From the entries that follow, extract each line holding the string "Demo".

-- START Supplied data --

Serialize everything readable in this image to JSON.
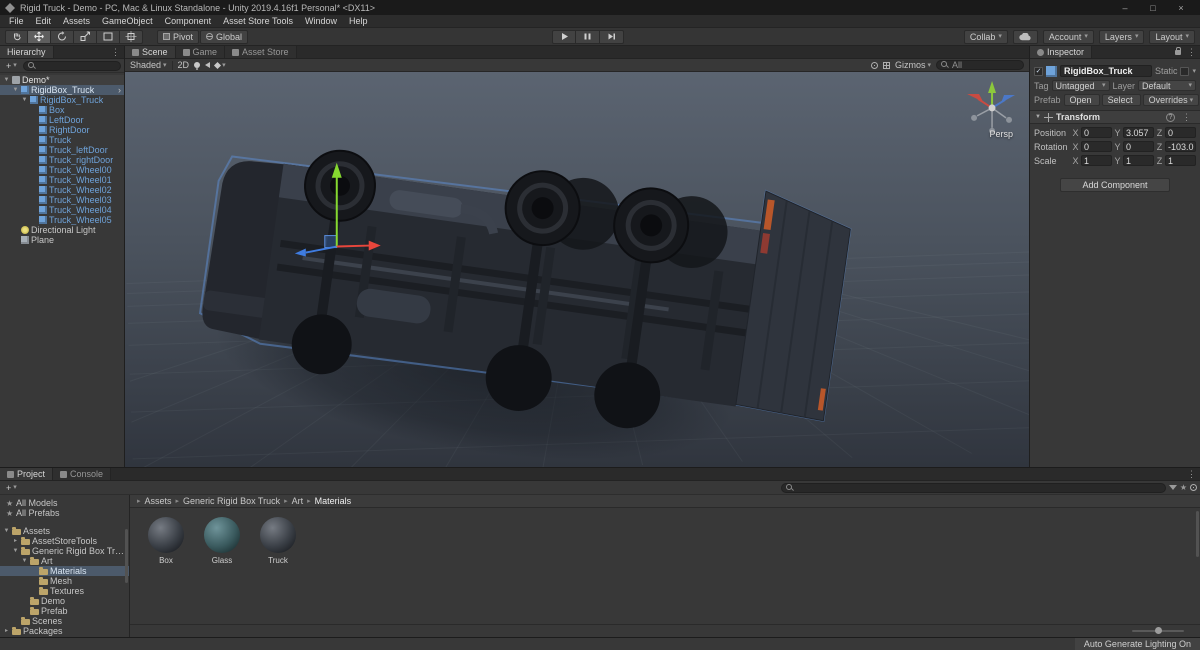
{
  "ui": {
    "plus": "+",
    "dd": "▾",
    "fold": "▼",
    "crumb_sep": "▸",
    "dots": "⋮",
    "check": "✓",
    "help": "?",
    "star": "★",
    "minimize": "–",
    "maximize": "□",
    "close": "×"
  },
  "window": {
    "title": "Rigid Truck - Demo - PC, Mac & Linux Standalone - Unity 2019.4.16f1 Personal* <DX11>"
  },
  "menu_bar": {
    "items": [
      "File",
      "Edit",
      "Assets",
      "GameObject",
      "Component",
      "Asset Store Tools",
      "Window",
      "Help"
    ]
  },
  "toolbar": {
    "pivot": "Pivot",
    "global": "Global",
    "collab": "Collab",
    "account": "Account",
    "layers": "Layers",
    "layout": "Layout"
  },
  "hierarchy": {
    "title": "Hierarchy",
    "items": [
      {
        "label": "Demo*",
        "level": 0,
        "arrow": "▼",
        "icon": "scene",
        "type": "scene"
      },
      {
        "label": "RigidBox_Truck",
        "level": 1,
        "arrow": "▼",
        "icon": "prefab",
        "type": "prefab",
        "selected": true,
        "nav": "›"
      },
      {
        "label": "RigidBox_Truck",
        "level": 2,
        "arrow": "▼",
        "icon": "prefab",
        "type": "prefab"
      },
      {
        "label": "Box",
        "level": 3,
        "icon": "prefab",
        "type": "prefab"
      },
      {
        "label": "LeftDoor",
        "level": 3,
        "icon": "prefab",
        "type": "prefab"
      },
      {
        "label": "RightDoor",
        "level": 3,
        "icon": "prefab",
        "type": "prefab"
      },
      {
        "label": "Truck",
        "level": 3,
        "icon": "prefab",
        "type": "prefab"
      },
      {
        "label": "Truck_leftDoor",
        "level": 3,
        "icon": "prefab",
        "type": "prefab"
      },
      {
        "label": "Truck_rightDoor",
        "level": 3,
        "icon": "prefab",
        "type": "prefab"
      },
      {
        "label": "Truck_Wheel00",
        "level": 3,
        "icon": "prefab",
        "type": "prefab"
      },
      {
        "label": "Truck_Wheel01",
        "level": 3,
        "icon": "prefab",
        "type": "prefab"
      },
      {
        "label": "Truck_Wheel02",
        "level": 3,
        "icon": "prefab",
        "type": "prefab"
      },
      {
        "label": "Truck_Wheel03",
        "level": 3,
        "icon": "prefab",
        "type": "prefab"
      },
      {
        "label": "Truck_Wheel04",
        "level": 3,
        "icon": "prefab",
        "type": "prefab"
      },
      {
        "label": "Truck_Wheel05",
        "level": 3,
        "icon": "prefab",
        "type": "prefab"
      },
      {
        "label": "Directional Light",
        "level": 1,
        "icon": "light",
        "type": "object"
      },
      {
        "label": "Plane",
        "level": 1,
        "icon": "plane",
        "type": "object"
      }
    ]
  },
  "scene_view": {
    "tabs": [
      {
        "label": "Scene",
        "active": true
      },
      {
        "label": "Game"
      },
      {
        "label": "Asset Store"
      }
    ],
    "shading_mode": "Shaded",
    "mode_2d": "2D",
    "gizmos_label": "Gizmos",
    "search_value": "All",
    "persp_label": "Persp"
  },
  "inspector": {
    "title": "Inspector",
    "object_name": "RigidBox_Truck",
    "static_label": "Static",
    "tag_label": "Tag",
    "tag_value": "Untagged",
    "layer_label": "Layer",
    "layer_value": "Default",
    "prefab_label": "Prefab",
    "prefab_buttons": [
      {
        "label": "Open"
      },
      {
        "label": "Select"
      },
      {
        "label": "Overrides",
        "arrow": "▾"
      }
    ],
    "transform": {
      "title": "Transform",
      "rows": [
        {
          "label": "Position",
          "xl": "X",
          "x": "0",
          "yl": "Y",
          "y": "3.057",
          "zl": "Z",
          "z": "0"
        },
        {
          "label": "Rotation",
          "xl": "X",
          "x": "0",
          "yl": "Y",
          "y": "0",
          "zl": "Z",
          "z": "-103.0"
        },
        {
          "label": "Scale",
          "xl": "X",
          "x": "1",
          "yl": "Y",
          "y": "1",
          "zl": "Z",
          "z": "1"
        }
      ]
    },
    "add_component": "Add Component"
  },
  "project": {
    "tabs": [
      {
        "label": "Project",
        "active": true
      },
      {
        "label": "Console"
      }
    ],
    "favorites": [
      {
        "label": "All Models",
        "icon": "star"
      },
      {
        "label": "All Prefabs",
        "icon": "star"
      }
    ],
    "tree": [
      {
        "label": "Assets",
        "level": 0,
        "arrow": "▼",
        "icon": "folder"
      },
      {
        "label": "AssetStoreTools",
        "level": 1,
        "arrow": "▸",
        "icon": "folder"
      },
      {
        "label": "Generic Rigid Box Truck",
        "level": 1,
        "arrow": "▼",
        "icon": "folder"
      },
      {
        "label": "Art",
        "level": 2,
        "arrow": "▼",
        "icon": "folder"
      },
      {
        "label": "Materials",
        "level": 3,
        "icon": "folder",
        "selected": true
      },
      {
        "label": "Mesh",
        "level": 3,
        "icon": "folder"
      },
      {
        "label": "Textures",
        "level": 3,
        "icon": "folder"
      },
      {
        "label": "Demo",
        "level": 2,
        "icon": "folder"
      },
      {
        "label": "Prefab",
        "level": 2,
        "icon": "folder"
      },
      {
        "label": "Scenes",
        "level": 1,
        "icon": "folder"
      },
      {
        "label": "Packages",
        "level": 0,
        "arrow": "▸",
        "icon": "folder"
      }
    ],
    "breadcrumb": [
      "Assets",
      "Generic Rigid Box Truck",
      "Art",
      "Materials"
    ],
    "assets": [
      {
        "label": "Box",
        "kind": "metal"
      },
      {
        "label": "Glass",
        "kind": "glass"
      },
      {
        "label": "Truck",
        "kind": "metal"
      }
    ]
  },
  "status_bar": {
    "lighting": "Auto Generate Lighting On"
  },
  "colors": {
    "selection": "#4C5A6B",
    "prefab_text": "#6FA3DA",
    "folder": "#BCA469",
    "axis_x": "#E8463C",
    "axis_y": "#86D930",
    "axis_z": "#3F7CE0"
  }
}
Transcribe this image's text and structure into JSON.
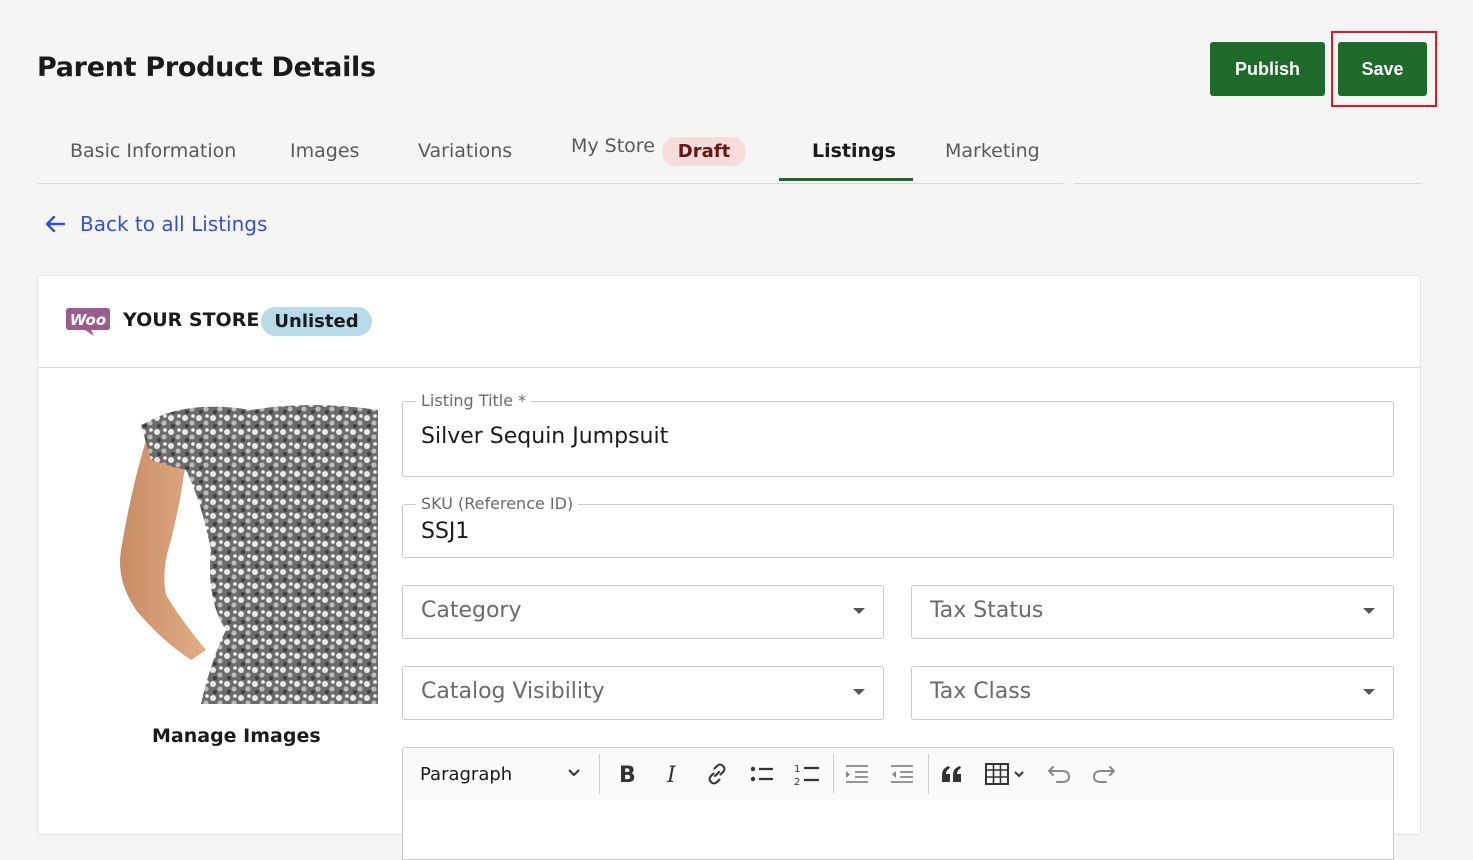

-- END Supplied data --

**Written reply:**
    "title": "Rigid Truck - Demo - PC, Mac & Linux Standalone - Unity 2019.4.16f1 Personal* <DX11>"
        "label": "Demo*",
        "label": "Demo",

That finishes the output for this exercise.